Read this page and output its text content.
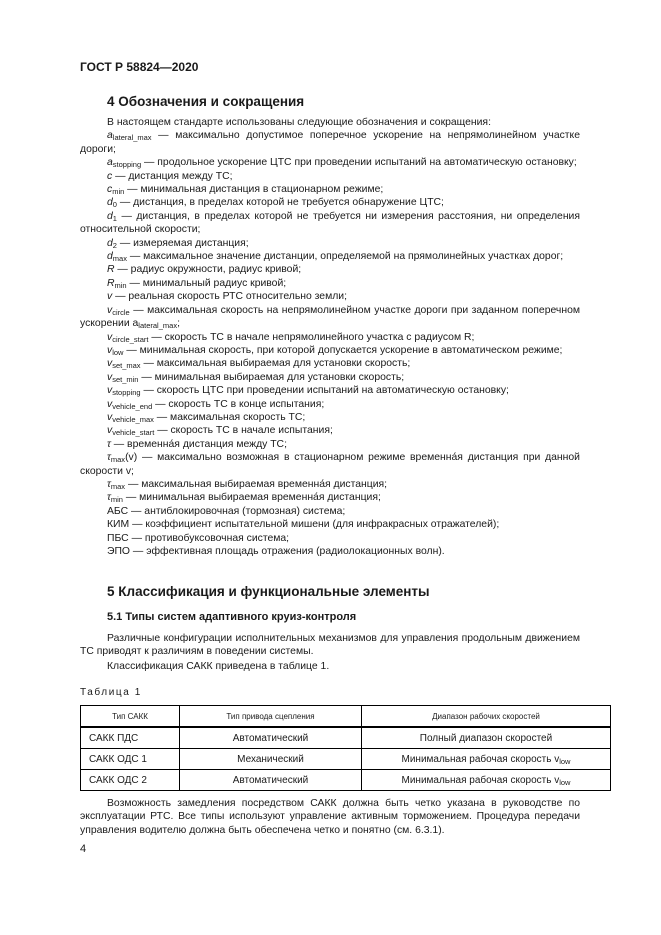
ГОСТ Р 58824—2020
4 Обозначения и сокращения

В настоящем стандарте использованы следующие обозначения и сокращения:

$a_{lateral\_max}$ — максимально допустимое поперечное ускорение на непрямолинейном участке дороги;

$a_{stopping}$ — продольное ускорение ЦТС при проведении испытаний на автоматическую остановку;

c — дистанция между ТС;

$c_{min}$ — минимальная дистанция в стационарном режиме;

$d_0$ — дистанция, в пределах которой не требуется обнаружение ЦТС;

$d_1$ — дистанция, в пределах которой не требуется ни измерения расстояния, ни определения относительной скорости;

$d_2$ — измеряемая дистанция;

$d_{max}$ — максимальное значение дистанции, определяемой на прямолинейных участках дорог;

R — радиус окружности, радиус кривой;

$R_{min}$ — минимальный радиус кривой;

v — реальная скорость РТС относительно земли;

$v_{circle}$ — максимальная скорость на непрямолинейном участке дороги при заданном поперечном ускорении $a_{lateral\_max}$;

$v_{circle\_start}$ — скорость ТС в начале непрямолинейного участка с радиусом R;

$v_{low}$ — минимальная скорость, при которой допускается ускорение в автоматическом режиме;

$v_{set\_max}$ — максимальная выбираемая для установки скорость;

$v_{set\_min}$ — минимальная выбираемая для установки скорость;

$v_{stopping}$ — скорость ЦТС при проведении испытаний на автоматическую остановку;

$v_{vehicle\_end}$ — скорость ТС в конце испытания;

$v_{vehicle\_max}$ — максимальная скорость ТС;

$v_{vehicle\_start}$ — скорость ТС в начале испытания;

τ — временна́я дистанция между ТС;

$\tau_{max}(v)$ — максимально возможная в стационарном режиме временна́я дистанция при данной скорости v;

$\tau_{max}$ — максимальная выбираемая временна́я дистанция;

$\tau_{min}$ — минимальная выбираемая временна́я дистанция;

АБС — антиблокировочная (тормозная) система;

КИМ — коэффициент испытательной мишени (для инфракрасных отражателей);

ПБС — противобуксовочная система;

ЭПО — эффективная площадь отражения (радиолокационных волн).

5 Классификация и функциональные элементы
5.1 Типы систем адаптивного круиз-контроля
Различные конфигурации исполнительных механизмов для управления продольным движением ТС приводят к различиям в поведении системы.
Классификация САКК приведена в таблице 1.
Таблица 1
Тип САКК	Тип привода сцепления	Диапазон рабочих скоростей
САКК ПДС	Автоматический	Полный диапазон скоростей
САКК ОДС 1	Механический	Минимальная рабочая скорость $v_{low}$
САКК ОДС 2	Автоматический	Минимальная рабочая скорость $v_{low}$
Возможность замедления посредством САКК должна быть четко указана в руководстве по эксплуатации РТС. Все типы используют управление активным торможением. Процедура передачи управления водителю должна быть обеспечена четко и понятно (см. 6.3.1).
4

--

Stated problem: Determine how many lines of the records above contain the word "stopping", and report only that number.

Right answer: 2